### THE PROBLEM
In the following material, identify every line holding the string "xlabel" and return it.

(Records)

>>>>>

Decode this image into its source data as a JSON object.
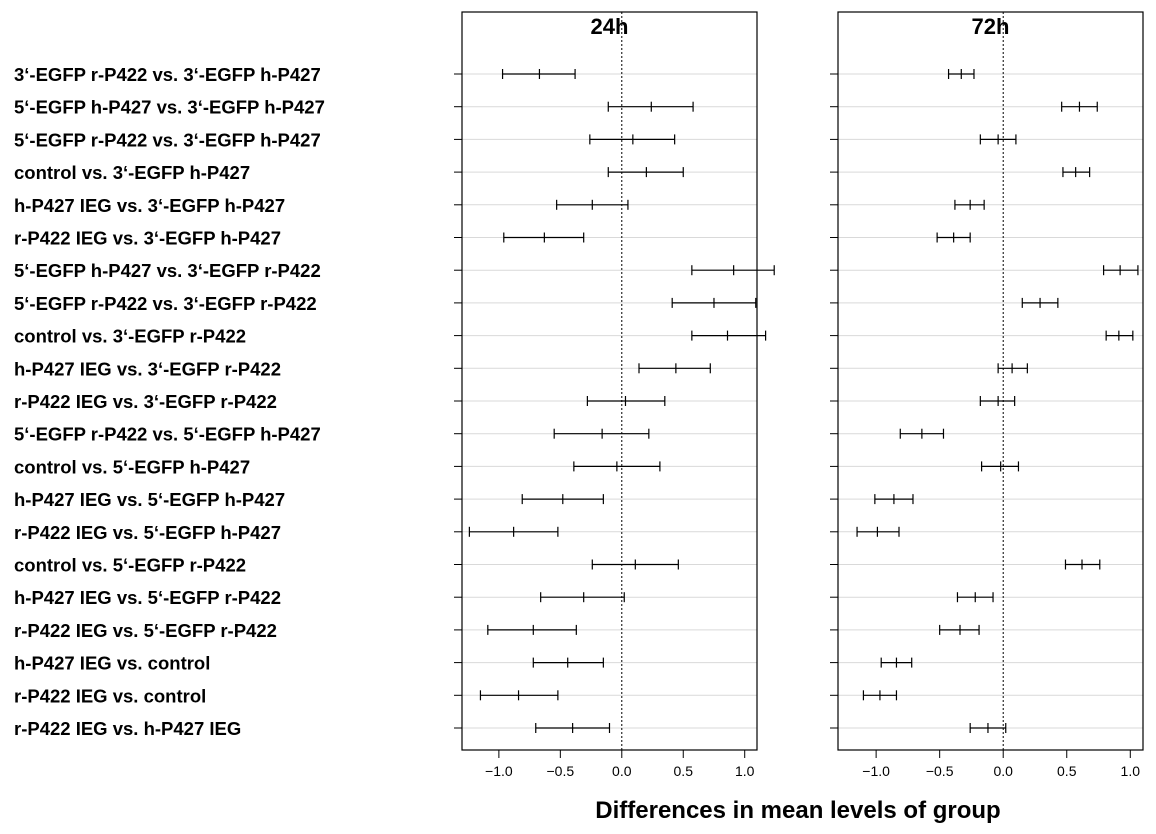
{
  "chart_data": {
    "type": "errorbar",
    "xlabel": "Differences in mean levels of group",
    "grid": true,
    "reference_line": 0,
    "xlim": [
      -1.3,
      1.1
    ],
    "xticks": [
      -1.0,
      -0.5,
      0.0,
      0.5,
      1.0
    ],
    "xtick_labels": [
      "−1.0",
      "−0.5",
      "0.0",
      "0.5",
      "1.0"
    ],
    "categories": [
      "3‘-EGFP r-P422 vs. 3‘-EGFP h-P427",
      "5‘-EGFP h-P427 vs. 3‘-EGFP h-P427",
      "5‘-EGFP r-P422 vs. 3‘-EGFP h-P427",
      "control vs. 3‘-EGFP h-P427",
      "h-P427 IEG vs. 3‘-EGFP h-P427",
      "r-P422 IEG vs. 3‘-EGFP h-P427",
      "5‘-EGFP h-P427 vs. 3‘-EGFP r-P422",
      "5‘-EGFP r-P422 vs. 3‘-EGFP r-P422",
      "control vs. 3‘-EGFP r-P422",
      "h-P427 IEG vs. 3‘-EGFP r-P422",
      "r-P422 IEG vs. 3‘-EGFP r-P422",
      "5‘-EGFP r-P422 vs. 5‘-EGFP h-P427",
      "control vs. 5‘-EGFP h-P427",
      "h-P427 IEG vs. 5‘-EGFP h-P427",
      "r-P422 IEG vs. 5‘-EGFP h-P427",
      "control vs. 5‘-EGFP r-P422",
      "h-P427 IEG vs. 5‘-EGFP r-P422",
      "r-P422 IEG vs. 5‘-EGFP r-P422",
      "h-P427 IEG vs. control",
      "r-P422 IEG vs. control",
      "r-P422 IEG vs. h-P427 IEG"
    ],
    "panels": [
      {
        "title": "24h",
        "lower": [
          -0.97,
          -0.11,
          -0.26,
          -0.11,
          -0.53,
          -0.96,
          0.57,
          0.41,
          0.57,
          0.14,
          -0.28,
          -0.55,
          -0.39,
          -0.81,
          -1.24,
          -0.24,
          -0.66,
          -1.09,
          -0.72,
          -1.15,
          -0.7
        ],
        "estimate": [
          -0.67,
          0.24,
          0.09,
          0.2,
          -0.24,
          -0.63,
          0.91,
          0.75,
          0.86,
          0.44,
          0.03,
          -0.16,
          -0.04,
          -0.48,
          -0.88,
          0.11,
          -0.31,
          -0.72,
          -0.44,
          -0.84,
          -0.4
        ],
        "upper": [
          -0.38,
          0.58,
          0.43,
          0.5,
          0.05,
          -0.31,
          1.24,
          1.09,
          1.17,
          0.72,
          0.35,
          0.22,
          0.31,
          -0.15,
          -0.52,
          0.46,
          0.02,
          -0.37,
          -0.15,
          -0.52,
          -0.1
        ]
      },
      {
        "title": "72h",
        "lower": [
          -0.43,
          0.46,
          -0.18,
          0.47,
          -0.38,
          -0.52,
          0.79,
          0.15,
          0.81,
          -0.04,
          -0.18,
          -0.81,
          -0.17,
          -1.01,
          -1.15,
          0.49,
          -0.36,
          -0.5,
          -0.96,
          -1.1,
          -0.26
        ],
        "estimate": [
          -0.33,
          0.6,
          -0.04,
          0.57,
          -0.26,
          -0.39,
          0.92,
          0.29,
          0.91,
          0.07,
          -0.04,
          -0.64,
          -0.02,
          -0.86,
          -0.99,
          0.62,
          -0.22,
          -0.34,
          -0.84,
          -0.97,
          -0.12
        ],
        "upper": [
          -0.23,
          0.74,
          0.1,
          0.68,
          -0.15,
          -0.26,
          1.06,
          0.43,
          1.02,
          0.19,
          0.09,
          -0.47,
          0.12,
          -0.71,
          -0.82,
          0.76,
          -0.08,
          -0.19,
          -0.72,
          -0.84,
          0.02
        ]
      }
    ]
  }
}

<<<<<
>>>>>

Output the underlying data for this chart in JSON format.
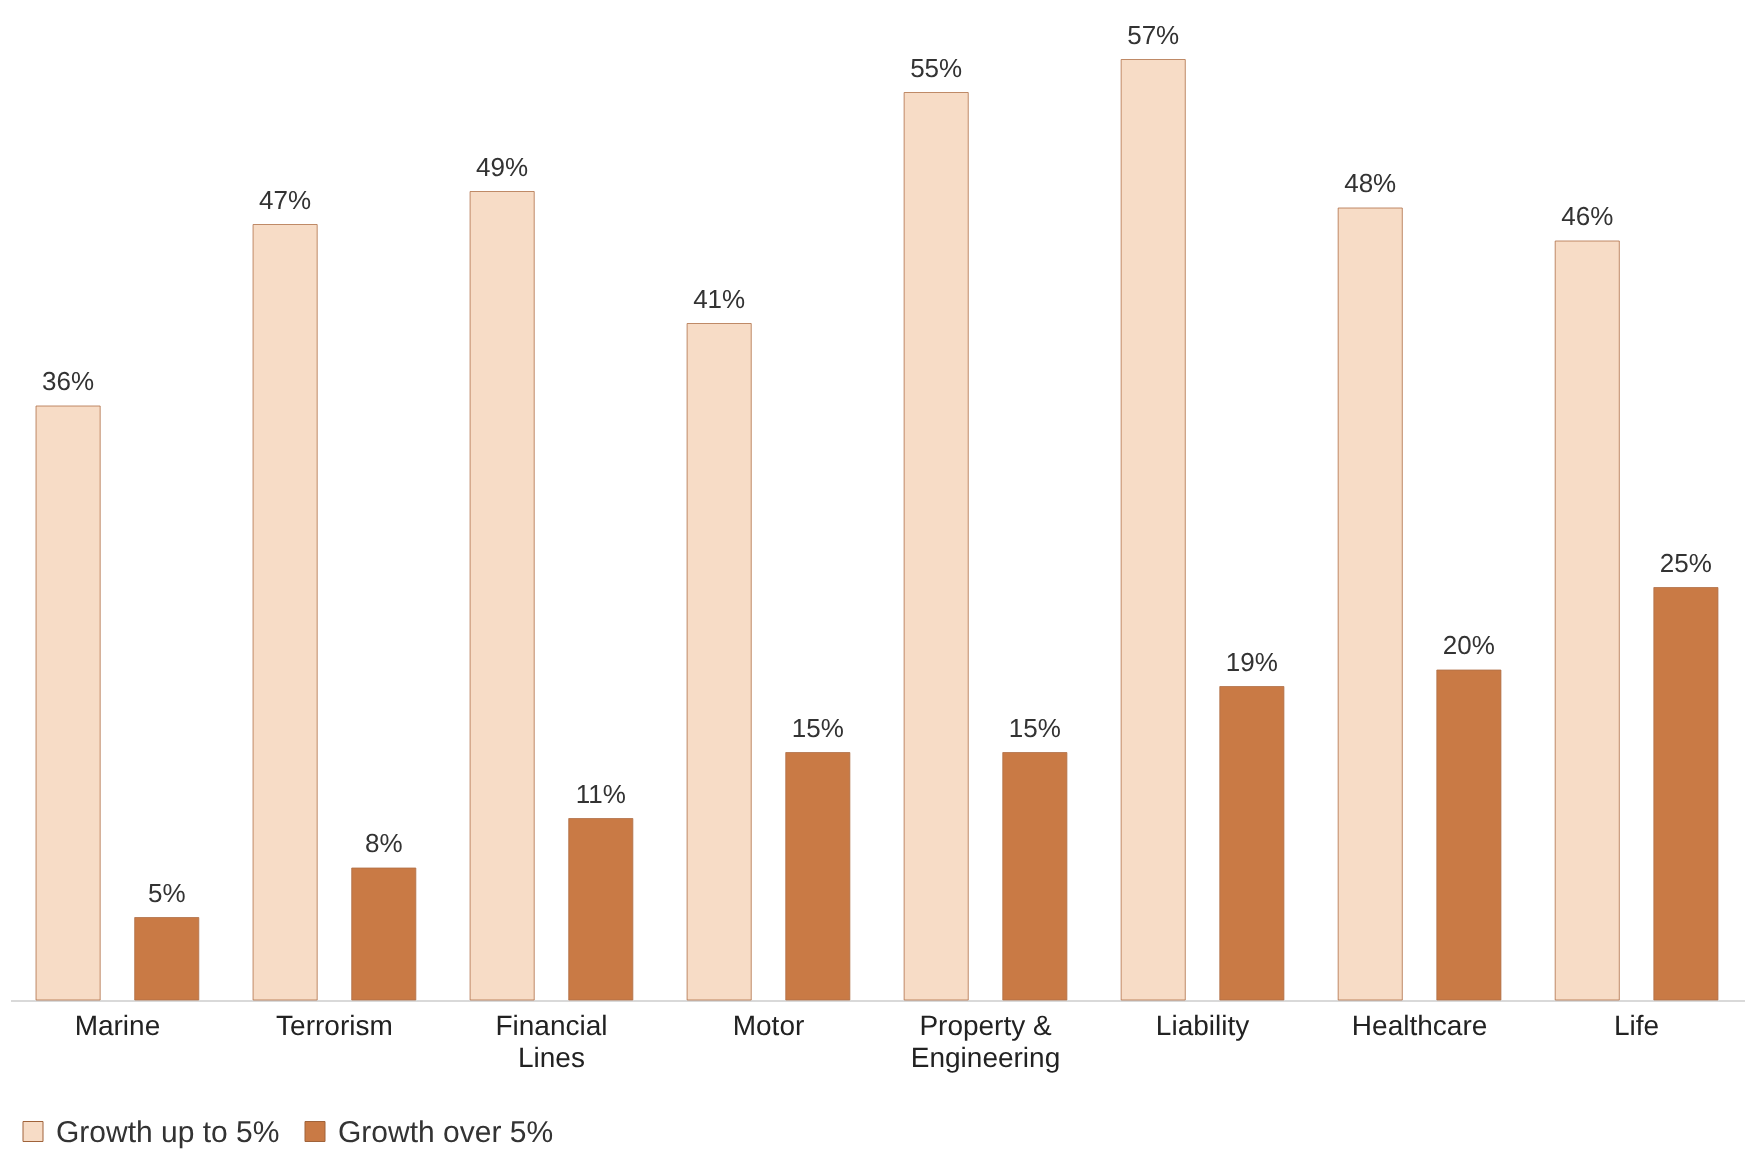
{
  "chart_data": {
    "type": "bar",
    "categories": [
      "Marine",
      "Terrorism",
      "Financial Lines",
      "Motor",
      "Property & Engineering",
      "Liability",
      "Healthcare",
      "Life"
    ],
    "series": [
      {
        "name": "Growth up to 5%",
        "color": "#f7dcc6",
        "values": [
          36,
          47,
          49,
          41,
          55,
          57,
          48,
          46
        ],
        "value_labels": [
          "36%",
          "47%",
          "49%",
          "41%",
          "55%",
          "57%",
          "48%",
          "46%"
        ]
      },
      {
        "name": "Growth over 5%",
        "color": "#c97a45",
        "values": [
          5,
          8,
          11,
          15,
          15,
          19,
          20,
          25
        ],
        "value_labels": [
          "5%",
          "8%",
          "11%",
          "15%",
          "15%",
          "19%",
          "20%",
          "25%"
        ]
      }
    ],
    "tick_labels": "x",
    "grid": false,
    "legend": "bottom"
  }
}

<<<<<
>>>>>

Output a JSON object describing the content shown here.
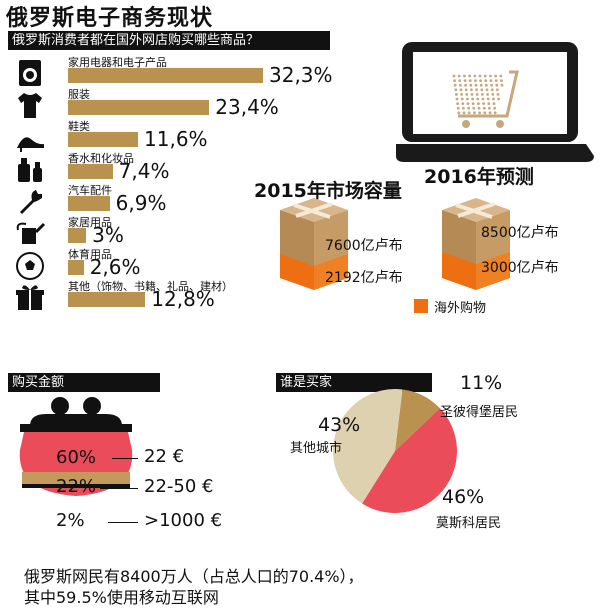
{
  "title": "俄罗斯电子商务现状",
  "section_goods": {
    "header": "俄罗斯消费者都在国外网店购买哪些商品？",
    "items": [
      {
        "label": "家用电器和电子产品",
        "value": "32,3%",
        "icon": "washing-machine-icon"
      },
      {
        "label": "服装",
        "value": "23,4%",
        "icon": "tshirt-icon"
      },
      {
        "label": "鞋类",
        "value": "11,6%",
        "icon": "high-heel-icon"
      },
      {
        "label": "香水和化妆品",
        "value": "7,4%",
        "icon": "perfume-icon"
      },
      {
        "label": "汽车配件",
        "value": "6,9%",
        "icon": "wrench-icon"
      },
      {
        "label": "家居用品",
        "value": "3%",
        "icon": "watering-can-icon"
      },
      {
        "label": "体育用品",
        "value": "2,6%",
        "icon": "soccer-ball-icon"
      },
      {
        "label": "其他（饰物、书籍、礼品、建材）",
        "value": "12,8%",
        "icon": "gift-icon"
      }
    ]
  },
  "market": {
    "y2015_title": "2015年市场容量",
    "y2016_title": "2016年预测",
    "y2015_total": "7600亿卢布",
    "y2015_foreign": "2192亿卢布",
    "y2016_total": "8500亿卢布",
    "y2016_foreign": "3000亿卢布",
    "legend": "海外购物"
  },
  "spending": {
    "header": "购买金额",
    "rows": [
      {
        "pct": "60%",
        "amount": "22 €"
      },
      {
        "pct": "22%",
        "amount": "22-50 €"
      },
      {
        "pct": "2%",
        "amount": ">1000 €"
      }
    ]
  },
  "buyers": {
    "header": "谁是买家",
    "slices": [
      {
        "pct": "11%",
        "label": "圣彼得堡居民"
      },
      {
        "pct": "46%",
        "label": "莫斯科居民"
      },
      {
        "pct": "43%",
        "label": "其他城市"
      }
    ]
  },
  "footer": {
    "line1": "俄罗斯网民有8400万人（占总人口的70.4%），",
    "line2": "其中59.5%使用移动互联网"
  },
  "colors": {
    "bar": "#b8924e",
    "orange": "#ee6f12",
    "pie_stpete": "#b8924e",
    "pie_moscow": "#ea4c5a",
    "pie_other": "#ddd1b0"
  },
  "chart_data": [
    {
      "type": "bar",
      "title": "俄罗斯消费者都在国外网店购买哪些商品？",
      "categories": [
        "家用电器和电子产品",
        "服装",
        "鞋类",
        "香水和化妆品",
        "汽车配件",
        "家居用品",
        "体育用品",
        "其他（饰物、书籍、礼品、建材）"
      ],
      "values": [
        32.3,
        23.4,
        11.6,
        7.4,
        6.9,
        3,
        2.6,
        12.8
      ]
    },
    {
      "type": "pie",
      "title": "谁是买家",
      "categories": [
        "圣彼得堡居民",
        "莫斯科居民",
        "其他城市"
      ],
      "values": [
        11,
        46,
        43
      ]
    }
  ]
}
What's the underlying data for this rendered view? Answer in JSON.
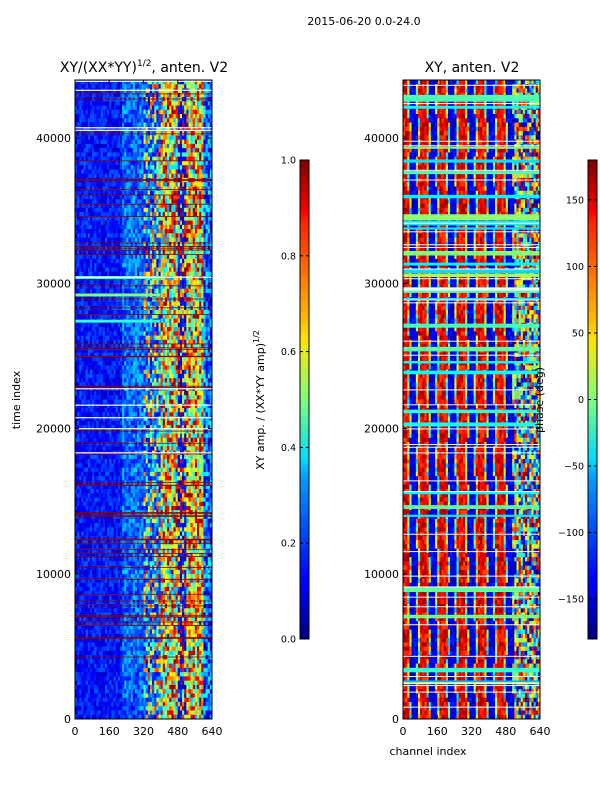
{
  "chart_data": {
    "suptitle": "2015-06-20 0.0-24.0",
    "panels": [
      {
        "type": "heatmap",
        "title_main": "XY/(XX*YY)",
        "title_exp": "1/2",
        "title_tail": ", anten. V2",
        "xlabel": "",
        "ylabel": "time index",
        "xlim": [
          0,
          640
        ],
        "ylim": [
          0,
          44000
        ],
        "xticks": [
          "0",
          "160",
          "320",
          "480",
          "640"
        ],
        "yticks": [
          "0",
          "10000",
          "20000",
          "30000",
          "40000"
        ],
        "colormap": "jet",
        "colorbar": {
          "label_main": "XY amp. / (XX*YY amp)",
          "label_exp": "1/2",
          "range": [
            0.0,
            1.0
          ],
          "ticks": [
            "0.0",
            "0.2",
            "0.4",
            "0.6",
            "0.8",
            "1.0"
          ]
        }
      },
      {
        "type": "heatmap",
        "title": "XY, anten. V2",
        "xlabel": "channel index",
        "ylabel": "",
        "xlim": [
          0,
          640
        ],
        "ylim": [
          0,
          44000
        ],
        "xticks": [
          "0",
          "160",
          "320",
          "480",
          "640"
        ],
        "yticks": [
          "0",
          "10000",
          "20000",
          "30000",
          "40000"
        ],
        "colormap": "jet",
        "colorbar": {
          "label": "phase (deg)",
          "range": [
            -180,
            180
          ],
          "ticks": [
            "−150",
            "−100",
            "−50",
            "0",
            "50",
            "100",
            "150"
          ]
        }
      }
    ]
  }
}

<<<<<

### REPLY
    "xlabel": "Differences in mean levels of group",
        "xlabel": "",
        "xlabel": "channel index",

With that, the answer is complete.